------ RECORDS FOR THIS EXERCISE

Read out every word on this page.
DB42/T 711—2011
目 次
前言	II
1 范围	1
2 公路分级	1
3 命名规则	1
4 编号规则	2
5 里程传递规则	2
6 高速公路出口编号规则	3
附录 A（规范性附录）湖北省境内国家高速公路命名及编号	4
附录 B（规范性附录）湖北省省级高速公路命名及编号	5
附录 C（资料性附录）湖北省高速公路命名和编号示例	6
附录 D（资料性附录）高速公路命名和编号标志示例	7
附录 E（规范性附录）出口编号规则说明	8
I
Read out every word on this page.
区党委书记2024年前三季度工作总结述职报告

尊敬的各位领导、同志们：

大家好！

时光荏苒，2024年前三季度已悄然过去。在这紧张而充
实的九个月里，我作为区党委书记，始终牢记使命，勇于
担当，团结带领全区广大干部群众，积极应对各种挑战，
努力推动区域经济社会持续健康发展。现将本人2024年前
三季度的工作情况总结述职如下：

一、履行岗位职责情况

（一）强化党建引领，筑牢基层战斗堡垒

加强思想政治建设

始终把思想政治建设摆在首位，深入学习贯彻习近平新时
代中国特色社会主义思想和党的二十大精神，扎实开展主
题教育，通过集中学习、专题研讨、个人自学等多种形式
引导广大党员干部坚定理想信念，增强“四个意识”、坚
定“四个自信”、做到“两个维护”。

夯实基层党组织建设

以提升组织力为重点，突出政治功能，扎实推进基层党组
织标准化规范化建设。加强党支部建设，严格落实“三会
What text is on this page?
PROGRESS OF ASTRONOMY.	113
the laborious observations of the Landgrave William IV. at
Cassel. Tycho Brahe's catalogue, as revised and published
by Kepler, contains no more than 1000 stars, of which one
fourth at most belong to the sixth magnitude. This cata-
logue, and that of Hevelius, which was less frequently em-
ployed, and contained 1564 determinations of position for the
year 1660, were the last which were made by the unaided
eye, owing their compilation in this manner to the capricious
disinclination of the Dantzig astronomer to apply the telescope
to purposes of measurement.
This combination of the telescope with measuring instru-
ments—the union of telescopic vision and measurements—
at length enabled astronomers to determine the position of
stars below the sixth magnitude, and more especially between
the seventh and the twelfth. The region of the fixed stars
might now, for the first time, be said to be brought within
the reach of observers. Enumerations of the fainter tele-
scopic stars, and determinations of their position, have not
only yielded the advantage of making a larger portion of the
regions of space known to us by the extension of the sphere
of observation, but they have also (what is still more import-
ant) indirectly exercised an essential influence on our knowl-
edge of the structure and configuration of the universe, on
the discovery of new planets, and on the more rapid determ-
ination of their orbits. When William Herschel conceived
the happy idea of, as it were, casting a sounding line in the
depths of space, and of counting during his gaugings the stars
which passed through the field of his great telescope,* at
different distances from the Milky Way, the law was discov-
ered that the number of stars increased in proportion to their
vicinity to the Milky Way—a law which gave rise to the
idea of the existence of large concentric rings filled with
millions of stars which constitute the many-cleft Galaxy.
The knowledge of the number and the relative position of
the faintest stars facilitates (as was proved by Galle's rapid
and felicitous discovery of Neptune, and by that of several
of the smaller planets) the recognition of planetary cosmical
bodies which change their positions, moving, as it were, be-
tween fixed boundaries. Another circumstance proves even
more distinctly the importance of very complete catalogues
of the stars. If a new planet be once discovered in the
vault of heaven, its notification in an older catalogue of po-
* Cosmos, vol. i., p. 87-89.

------------

PROBLEM DESCRIPTION: Extract each line of the material exactly as it stands.

SOLUTION FOR THIS TASK:
Read out every word on this page.
DB42/T 711—2011
目 次
前言	II
1 范围	1
2 公路分级	1
3 命名规则	1
4 编号规则	2
5 里程传递规则	2
6 高速公路出口编号规则	3
附录 A（规范性附录）湖北省境内国家高速公路命名及编号	4
附录 B（规范性附录）湖北省省级高速公路命名及编号	5
附录 C（资料性附录）湖北省高速公路命名和编号示例	6
附录 D（资料性附录）高速公路命名和编号标志示例	7
附录 E（规范性附录）出口编号规则说明	8
I
Read out every word on this page.
区党委书记2024年前三季度工作总结述职报告

尊敬的各位领导、同志们：

大家好！

时光荏苒，2024年前三季度已悄然过去。在这紧张而充
实的九个月里，我作为区党委书记，始终牢记使命，勇于
担当，团结带领全区广大干部群众，积极应对各种挑战，
努力推动区域经济社会持续健康发展。现将本人2024年前
三季度的工作情况总结述职如下：

一、履行岗位职责情况

（一）强化党建引领，筑牢基层战斗堡垒

加强思想政治建设

始终把思想政治建设摆在首位，深入学习贯彻习近平新时
代中国特色社会主义思想和党的二十大精神，扎实开展主
题教育，通过集中学习、专题研讨、个人自学等多种形式
引导广大党员干部坚定理想信念，增强“四个意识”、坚
定“四个自信”、做到“两个维护”。

夯实基层党组织建设

以提升组织力为重点，突出政治功能，扎实推进基层党组
织标准化规范化建设。加强党支部建设，严格落实“三会
What text is on this page?
PROGRESS OF ASTRONOMY.	113
the laborious observations of the Landgrave William IV. at
Cassel. Tycho Brahe's catalogue, as revised and published
by Kepler, contains no more than 1000 stars, of which one
fourth at most belong to the sixth magnitude. This cata-
logue, and that of Hevelius, which was less frequently em-
ployed, and contained 1564 determinations of position for the
year 1660, were the last which were made by the unaided
eye, owing their compilation in this manner to the capricious
disinclination of the Dantzig astronomer to apply the telescope
to purposes of measurement.
This combination of the telescope with measuring instru-
ments—the union of telescopic vision and measurements—
at length enabled astronomers to determine the position of
stars below the sixth magnitude, and more especially between
the seventh and the twelfth. The region of the fixed stars
might now, for the first time, be said to be brought within
the reach of observers. Enumerations of the fainter tele-
scopic stars, and determinations of their position, have not
only yielded the advantage of making a larger portion of the
regions of space known to us by the extension of the sphere
of observation, but they have also (what is still more import-
ant) indirectly exercised an essential influence on our knowl-
edge of the structure and configuration of the universe, on
the discovery of new planets, and on the more rapid determ-
ination of their orbits. When William Herschel conceived
the happy idea of, as it were, casting a sounding line in the
depths of space, and of counting during his gaugings the stars
which passed through the field of his great telescope,* at
different distances from the Milky Way, the law was discov-
ered that the number of stars increased in proportion to their
vicinity to the Milky Way—a law which gave rise to the
idea of the existence of large concentric rings filled with
millions of stars which constitute the many-cleft Galaxy.
The knowledge of the number and the relative position of
the faintest stars facilitates (as was proved by Galle's rapid
and felicitous discovery of Neptune, and by that of several
of the smaller planets) the recognition of planetary cosmical
bodies which change their positions, moving, as it were, be-
tween fixed boundaries. Another circumstance proves even
more distinctly the importance of very complete catalogues
of the stars. If a new planet be once discovered in the
vault of heaven, its notification in an older catalogue of po-
* Cosmos, vol. i., p. 87-89.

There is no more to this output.